TASK INSTRUCTIONS — The data below should be restated word for word, with every picture omitted.

MATERIAL PROVIDED —

= = = =

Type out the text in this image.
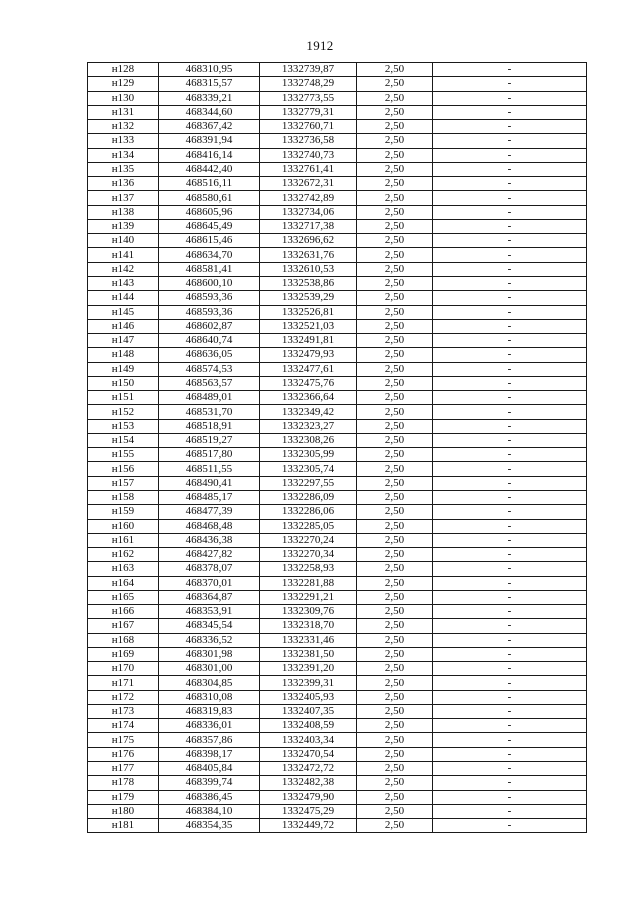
1912
н128	468310,95	1332739,87	2,50	-
н129	468315,57	1332748,29	2,50	-
н130	468339,21	1332773,55	2,50	-
н131	468344,60	1332779,31	2,50	-
н132	468367,42	1332760,71	2,50	-
н133	468391,94	1332736,58	2,50	-
н134	468416,14	1332740,73	2,50	-
н135	468442,40	1332761,41	2,50	-
н136	468516,11	1332672,31	2,50	-
н137	468580,61	1332742,89	2,50	-
н138	468605,96	1332734,06	2,50	-
н139	468645,49	1332717,38	2,50	-
н140	468615,46	1332696,62	2,50	-
н141	468634,70	1332631,76	2,50	-
н142	468581,41	1332610,53	2,50	-
н143	468600,10	1332538,86	2,50	-
н144	468593,36	1332539,29	2,50	-
н145	468593,36	1332526,81	2,50	-
н146	468602,87	1332521,03	2,50	-
н147	468640,74	1332491,81	2,50	-
н148	468636,05	1332479,93	2,50	-
н149	468574,53	1332477,61	2,50	-
н150	468563,57	1332475,76	2,50	-
н151	468489,01	1332366,64	2,50	-
н152	468531,70	1332349,42	2,50	-
н153	468518,91	1332323,27	2,50	-
н154	468519,27	1332308,26	2,50	-
н155	468517,80	1332305,99	2,50	-
н156	468511,55	1332305,74	2,50	-
н157	468490,41	1332297,55	2,50	-
н158	468485,17	1332286,09	2,50	-
н159	468477,39	1332286,06	2,50	-
н160	468468,48	1332285,05	2,50	-
н161	468436,38	1332270,24	2,50	-
н162	468427,82	1332270,34	2,50	-
н163	468378,07	1332258,93	2,50	-
н164	468370,01	1332281,88	2,50	-
н165	468364,87	1332291,21	2,50	-
н166	468353,91	1332309,76	2,50	-
н167	468345,54	1332318,70	2,50	-
н168	468336,52	1332331,46	2,50	-
н169	468301,98	1332381,50	2,50	-
н170	468301,00	1332391,20	2,50	-
н171	468304,85	1332399,31	2,50	-
н172	468310,08	1332405,93	2,50	-
н173	468319,83	1332407,35	2,50	-
н174	468336,01	1332408,59	2,50	-
н175	468357,86	1332403,34	2,50	-
н176	468398,17	1332470,54	2,50	-
н177	468405,84	1332472,72	2,50	-
н178	468399,74	1332482,38	2,50	-
н179	468386,45	1332479,90	2,50	-
н180	468384,10	1332475,29	2,50	-
н181	468354,35	1332449,72	2,50	-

= = = =

EXERCISE RESPONSE —
Type out the text in this image.
1912
н128	468310,95	1332739,87	2,50	-
н129	468315,57	1332748,29	2,50	-
н130	468339,21	1332773,55	2,50	-
н131	468344,60	1332779,31	2,50	-
н132	468367,42	1332760,71	2,50	-
н133	468391,94	1332736,58	2,50	-
н134	468416,14	1332740,73	2,50	-
н135	468442,40	1332761,41	2,50	-
н136	468516,11	1332672,31	2,50	-
н137	468580,61	1332742,89	2,50	-
н138	468605,96	1332734,06	2,50	-
н139	468645,49	1332717,38	2,50	-
н140	468615,46	1332696,62	2,50	-
н141	468634,70	1332631,76	2,50	-
н142	468581,41	1332610,53	2,50	-
н143	468600,10	1332538,86	2,50	-
н144	468593,36	1332539,29	2,50	-
н145	468593,36	1332526,81	2,50	-
н146	468602,87	1332521,03	2,50	-
н147	468640,74	1332491,81	2,50	-
н148	468636,05	1332479,93	2,50	-
н149	468574,53	1332477,61	2,50	-
н150	468563,57	1332475,76	2,50	-
н151	468489,01	1332366,64	2,50	-
н152	468531,70	1332349,42	2,50	-
н153	468518,91	1332323,27	2,50	-
н154	468519,27	1332308,26	2,50	-
н155	468517,80	1332305,99	2,50	-
н156	468511,55	1332305,74	2,50	-
н157	468490,41	1332297,55	2,50	-
н158	468485,17	1332286,09	2,50	-
н159	468477,39	1332286,06	2,50	-
н160	468468,48	1332285,05	2,50	-
н161	468436,38	1332270,24	2,50	-
н162	468427,82	1332270,34	2,50	-
н163	468378,07	1332258,93	2,50	-
н164	468370,01	1332281,88	2,50	-
н165	468364,87	1332291,21	2,50	-
н166	468353,91	1332309,76	2,50	-
н167	468345,54	1332318,70	2,50	-
н168	468336,52	1332331,46	2,50	-
н169	468301,98	1332381,50	2,50	-
н170	468301,00	1332391,20	2,50	-
н171	468304,85	1332399,31	2,50	-
н172	468310,08	1332405,93	2,50	-
н173	468319,83	1332407,35	2,50	-
н174	468336,01	1332408,59	2,50	-
н175	468357,86	1332403,34	2,50	-
н176	468398,17	1332470,54	2,50	-
н177	468405,84	1332472,72	2,50	-
н178	468399,74	1332482,38	2,50	-
н179	468386,45	1332479,90	2,50	-
н180	468384,10	1332475,29	2,50	-
н181	468354,35	1332449,72	2,50	-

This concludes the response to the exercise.